(Excerpt from a dataset)
— Start —

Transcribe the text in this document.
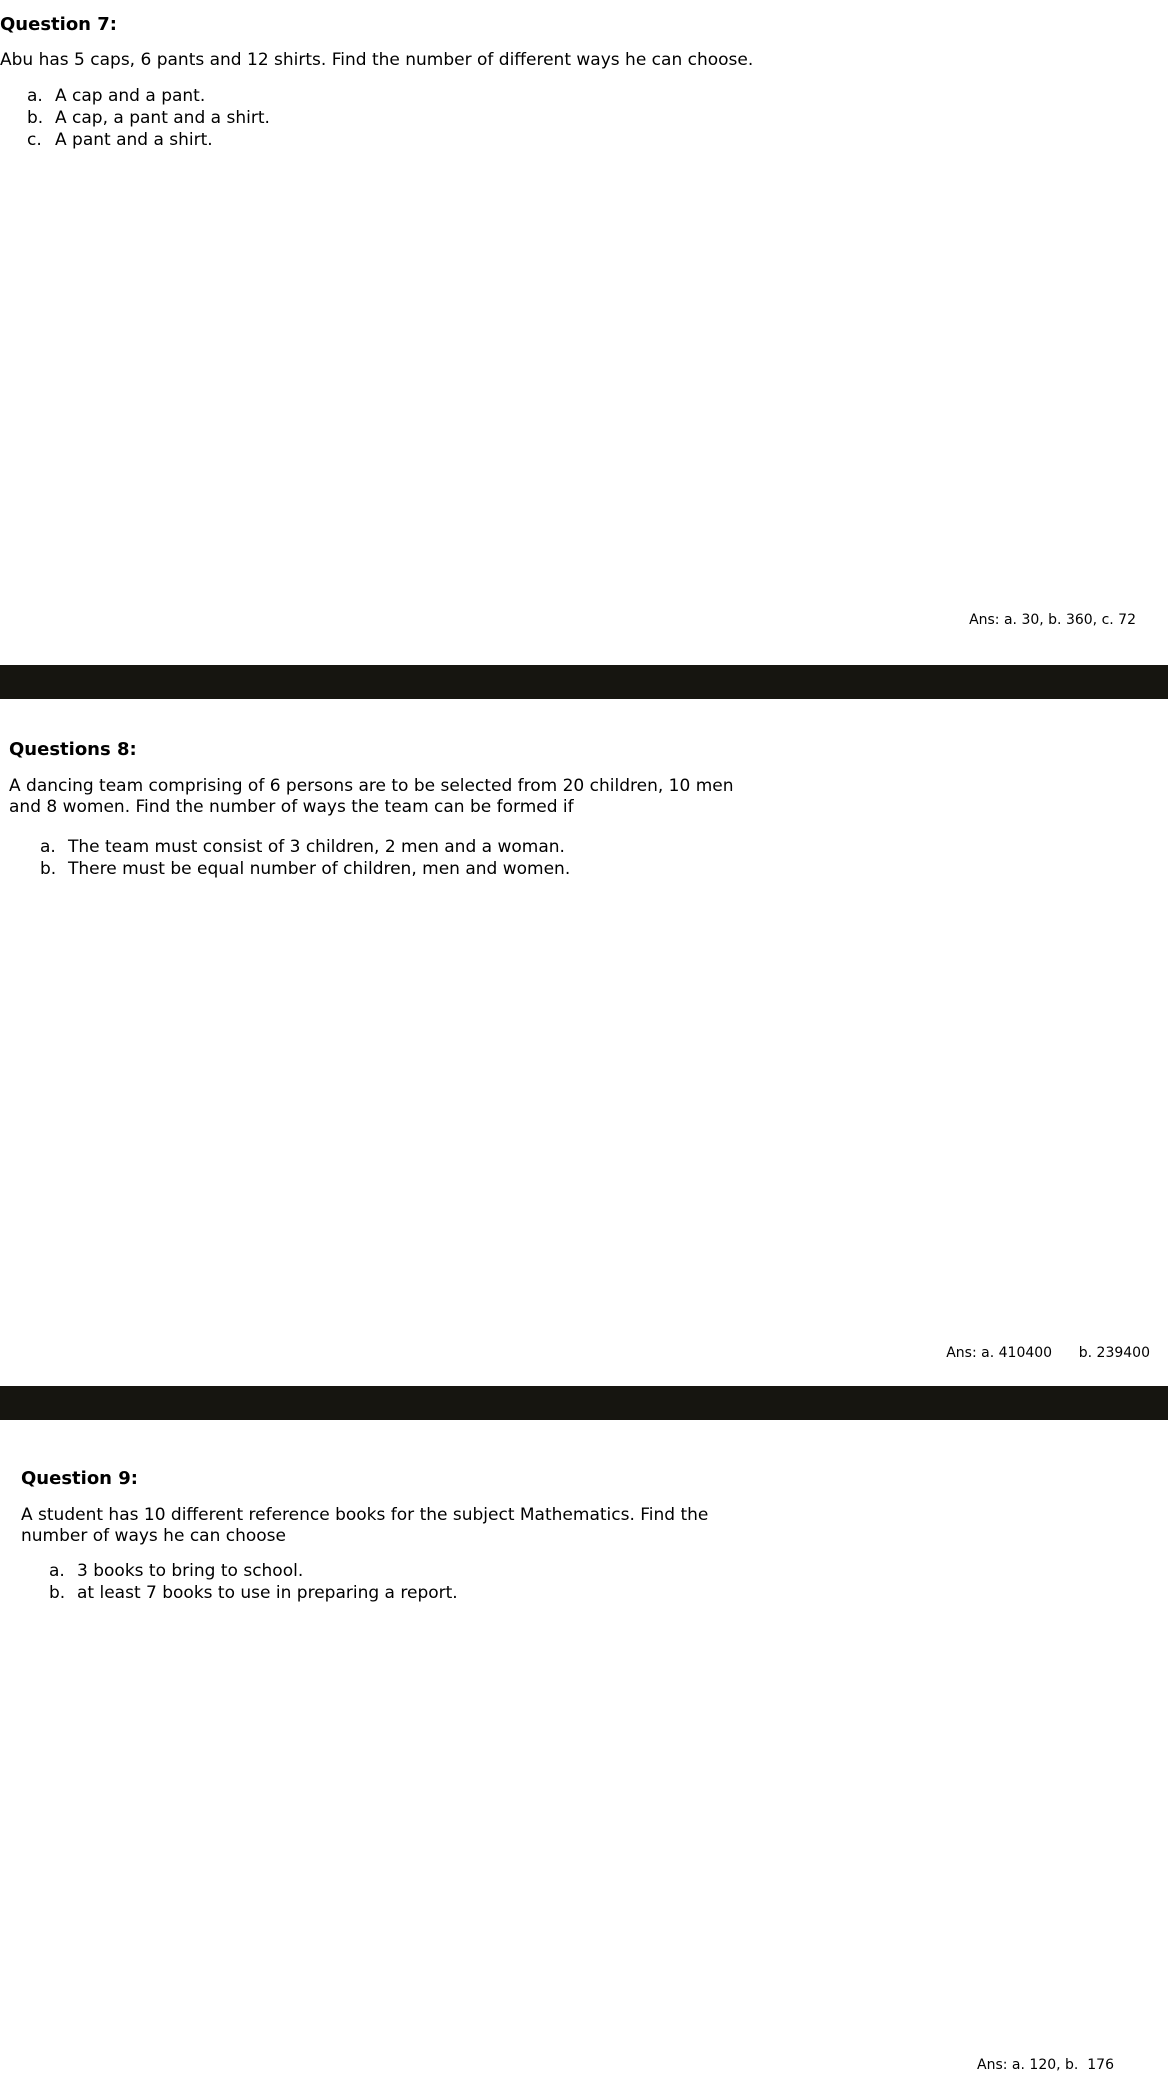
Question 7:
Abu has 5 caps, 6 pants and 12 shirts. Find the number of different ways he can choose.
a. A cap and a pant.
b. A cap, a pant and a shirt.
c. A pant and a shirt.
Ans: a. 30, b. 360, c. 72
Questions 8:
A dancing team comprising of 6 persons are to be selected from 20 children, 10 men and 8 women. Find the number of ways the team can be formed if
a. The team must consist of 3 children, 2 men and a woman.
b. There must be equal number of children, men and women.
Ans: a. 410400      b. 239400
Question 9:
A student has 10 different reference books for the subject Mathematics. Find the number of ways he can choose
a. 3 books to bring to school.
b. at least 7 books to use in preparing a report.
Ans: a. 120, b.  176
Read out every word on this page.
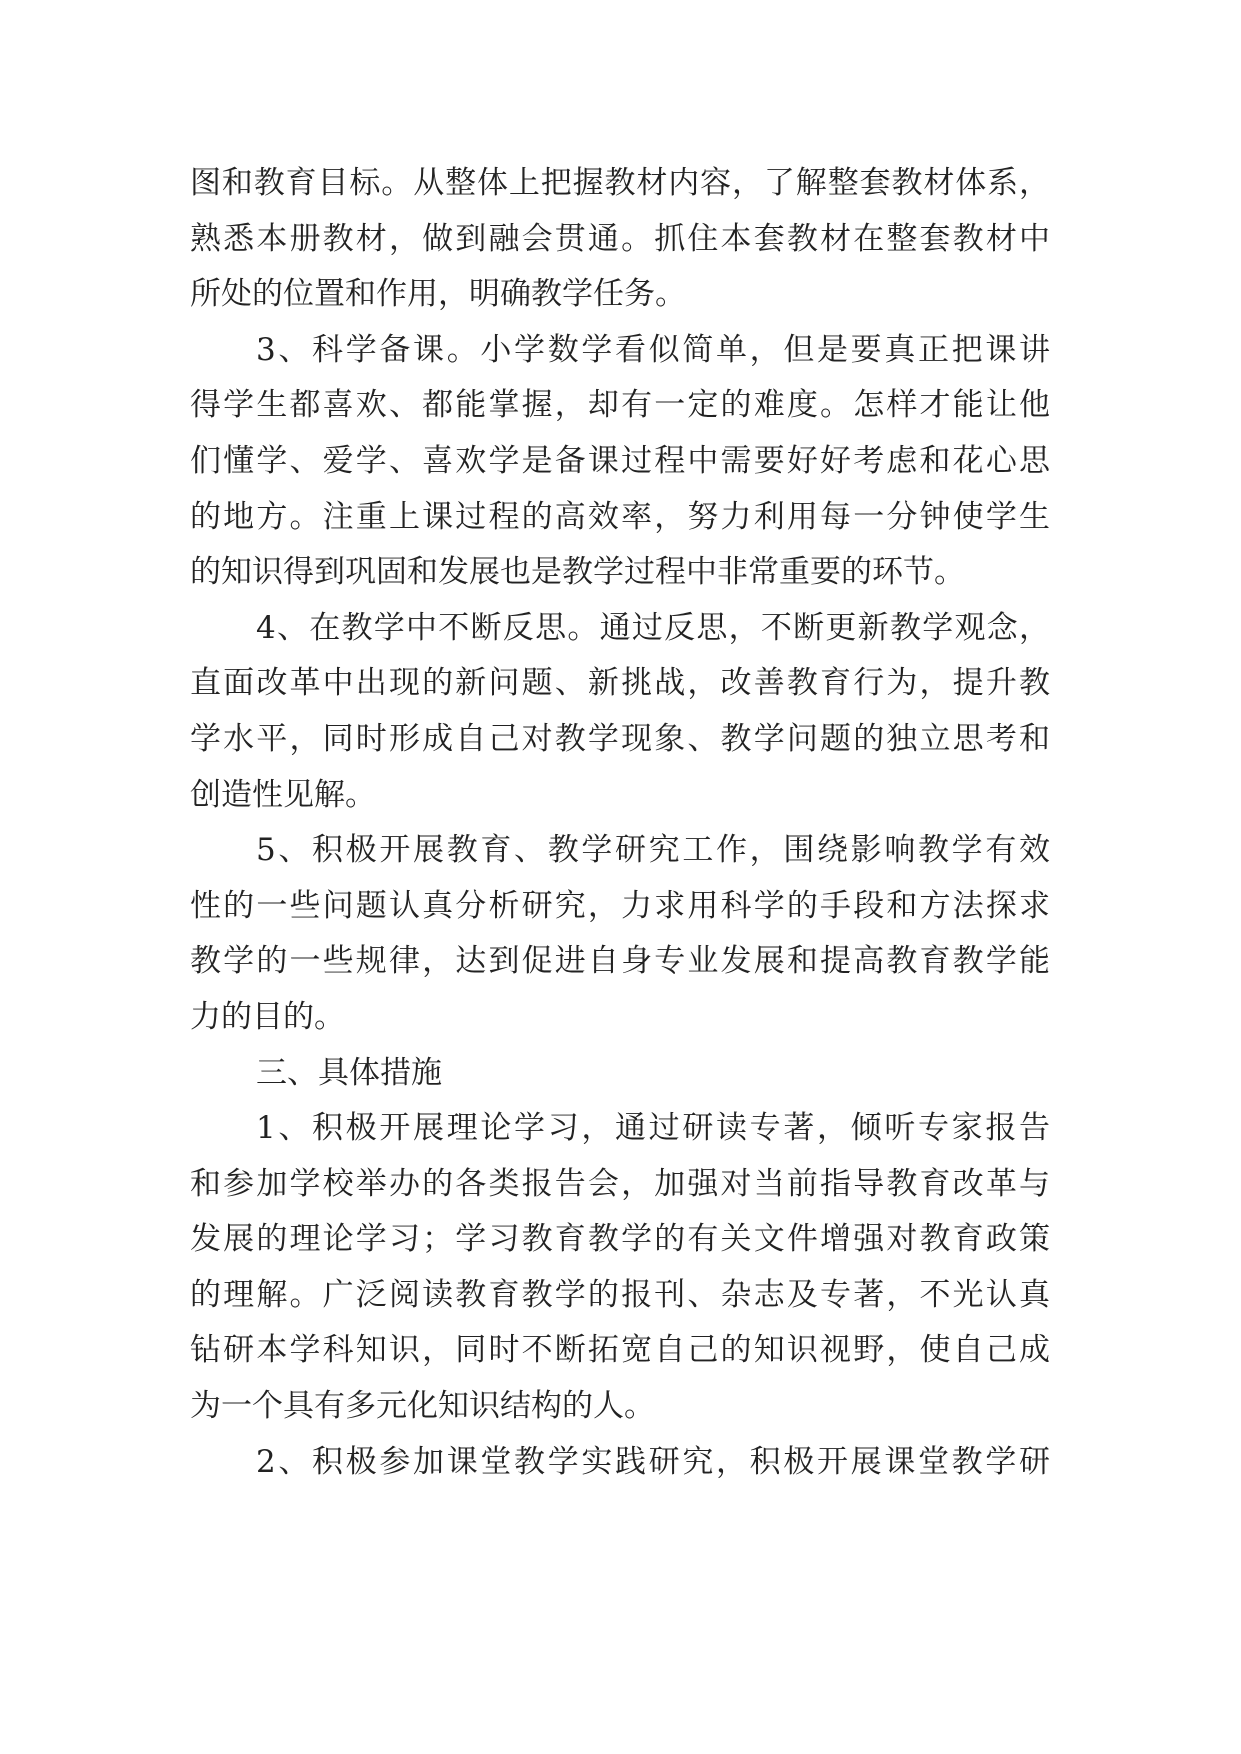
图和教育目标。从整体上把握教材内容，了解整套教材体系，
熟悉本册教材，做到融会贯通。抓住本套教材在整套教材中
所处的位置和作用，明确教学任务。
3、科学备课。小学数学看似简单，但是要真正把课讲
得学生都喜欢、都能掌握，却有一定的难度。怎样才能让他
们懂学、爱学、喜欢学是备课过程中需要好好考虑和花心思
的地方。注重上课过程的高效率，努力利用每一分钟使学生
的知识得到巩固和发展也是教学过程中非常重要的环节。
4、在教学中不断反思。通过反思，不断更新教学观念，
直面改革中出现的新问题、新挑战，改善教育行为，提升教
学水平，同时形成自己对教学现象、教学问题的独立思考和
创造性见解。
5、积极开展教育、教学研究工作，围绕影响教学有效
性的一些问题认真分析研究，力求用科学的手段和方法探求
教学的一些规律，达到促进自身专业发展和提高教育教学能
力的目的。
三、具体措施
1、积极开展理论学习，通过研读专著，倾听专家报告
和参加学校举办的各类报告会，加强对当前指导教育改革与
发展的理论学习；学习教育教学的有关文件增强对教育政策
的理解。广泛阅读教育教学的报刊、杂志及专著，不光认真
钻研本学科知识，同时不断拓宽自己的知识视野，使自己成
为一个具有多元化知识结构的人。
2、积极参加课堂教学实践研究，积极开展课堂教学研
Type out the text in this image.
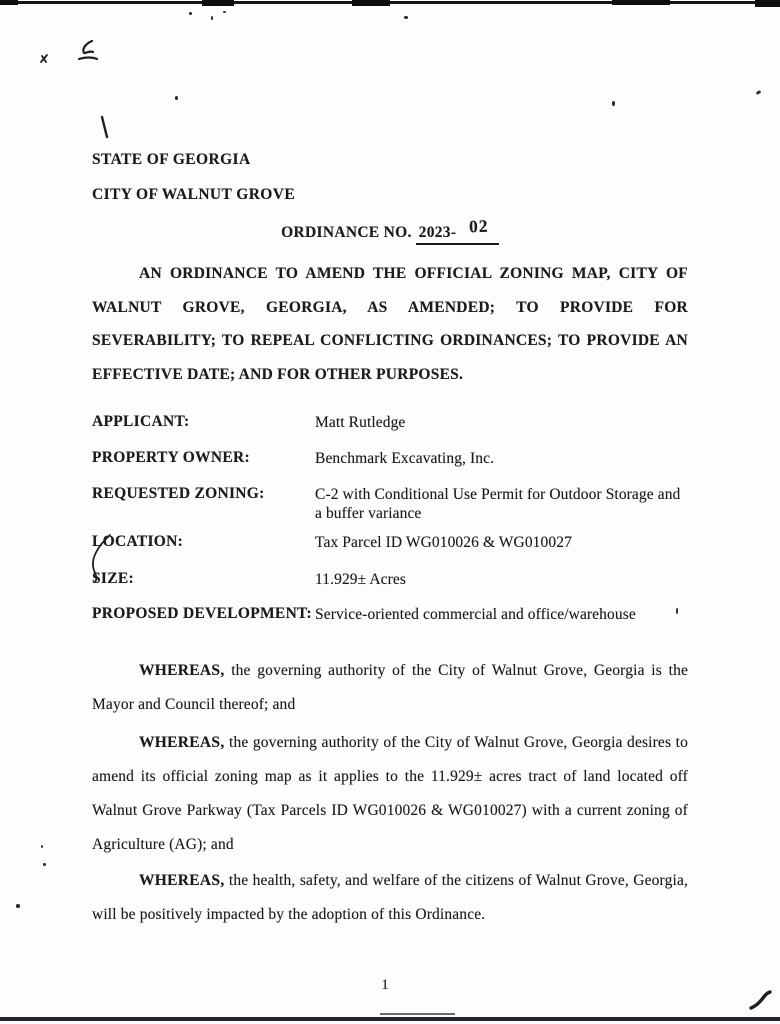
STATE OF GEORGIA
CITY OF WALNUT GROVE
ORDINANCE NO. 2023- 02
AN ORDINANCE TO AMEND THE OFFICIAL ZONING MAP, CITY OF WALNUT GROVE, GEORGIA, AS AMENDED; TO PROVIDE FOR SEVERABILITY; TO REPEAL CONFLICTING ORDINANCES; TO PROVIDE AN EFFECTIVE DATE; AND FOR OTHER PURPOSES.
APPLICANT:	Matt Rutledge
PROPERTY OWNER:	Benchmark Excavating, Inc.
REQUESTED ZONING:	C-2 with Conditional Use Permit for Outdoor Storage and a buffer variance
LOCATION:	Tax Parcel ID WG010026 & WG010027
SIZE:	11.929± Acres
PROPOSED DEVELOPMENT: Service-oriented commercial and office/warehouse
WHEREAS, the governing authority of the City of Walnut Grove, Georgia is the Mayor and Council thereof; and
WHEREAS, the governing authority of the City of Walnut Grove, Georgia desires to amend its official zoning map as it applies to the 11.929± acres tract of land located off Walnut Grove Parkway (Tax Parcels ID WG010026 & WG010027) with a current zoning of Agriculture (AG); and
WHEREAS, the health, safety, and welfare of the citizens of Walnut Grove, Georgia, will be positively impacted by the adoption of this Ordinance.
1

— End —

Transcribe the entries above verbatim, omitting their pictures.

| TASK ANSWER |
Transcribe the text in this document.
Question 7:
Abu has 5 caps, 6 pants and 12 shirts. Find the number of different ways he can choose.
a. A cap and a pant.
b. A cap, a pant and a shirt.
c. A pant and a shirt.
Ans: a. 30, b. 360, c. 72
Questions 8:
A dancing team comprising of 6 persons are to be selected from 20 children, 10 men and 8 women. Find the number of ways the team can be formed if
a. The team must consist of 3 children, 2 men and a woman.
b. There must be equal number of children, men and women.
Ans: a. 410400      b. 239400
Question 9:
A student has 10 different reference books for the subject Mathematics. Find the number of ways he can choose
a. 3 books to bring to school.
b. at least 7 books to use in preparing a report.
Ans: a. 120, b.  176
Read out every word on this page.
图和教育目标。从整体上把握教材内容，了解整套教材体系，
熟悉本册教材，做到融会贯通。抓住本套教材在整套教材中
所处的位置和作用，明确教学任务。
3、科学备课。小学数学看似简单，但是要真正把课讲
得学生都喜欢、都能掌握，却有一定的难度。怎样才能让他
们懂学、爱学、喜欢学是备课过程中需要好好考虑和花心思
的地方。注重上课过程的高效率，努力利用每一分钟使学生
的知识得到巩固和发展也是教学过程中非常重要的环节。
4、在教学中不断反思。通过反思，不断更新教学观念，
直面改革中出现的新问题、新挑战，改善教育行为，提升教
学水平，同时形成自己对教学现象、教学问题的独立思考和
创造性见解。
5、积极开展教育、教学研究工作，围绕影响教学有效
性的一些问题认真分析研究，力求用科学的手段和方法探求
教学的一些规律，达到促进自身专业发展和提高教育教学能
力的目的。
三、具体措施
1、积极开展理论学习，通过研读专著，倾听专家报告
和参加学校举办的各类报告会，加强对当前指导教育改革与
发展的理论学习；学习教育教学的有关文件增强对教育政策
的理解。广泛阅读教育教学的报刊、杂志及专著，不光认真
钻研本学科知识，同时不断拓宽自己的知识视野，使自己成
为一个具有多元化知识结构的人。
2、积极参加课堂教学实践研究，积极开展课堂教学研
Type out the text in this image.
STATE OF GEORGIA
CITY OF WALNUT GROVE
ORDINANCE NO. 2023- 02
AN ORDINANCE TO AMEND THE OFFICIAL ZONING MAP, CITY OF WALNUT GROVE, GEORGIA, AS AMENDED; TO PROVIDE FOR SEVERABILITY; TO REPEAL CONFLICTING ORDINANCES; TO PROVIDE AN EFFECTIVE DATE; AND FOR OTHER PURPOSES.
APPLICANT:	Matt Rutledge
PROPERTY OWNER:	Benchmark Excavating, Inc.
REQUESTED ZONING:	C-2 with Conditional Use Permit for Outdoor Storage and a buffer variance
LOCATION:	Tax Parcel ID WG010026 & WG010027
SIZE:	11.929± Acres
PROPOSED DEVELOPMENT: Service-oriented commercial and office/warehouse
WHEREAS, the governing authority of the City of Walnut Grove, Georgia is the Mayor and Council thereof; and
WHEREAS, the governing authority of the City of Walnut Grove, Georgia desires to amend its official zoning map as it applies to the 11.929± acres tract of land located off Walnut Grove Parkway (Tax Parcels ID WG010026 & WG010027) with a current zoning of Agriculture (AG); and
WHEREAS, the health, safety, and welfare of the citizens of Walnut Grove, Georgia, will be positively impacted by the adoption of this Ordinance.
1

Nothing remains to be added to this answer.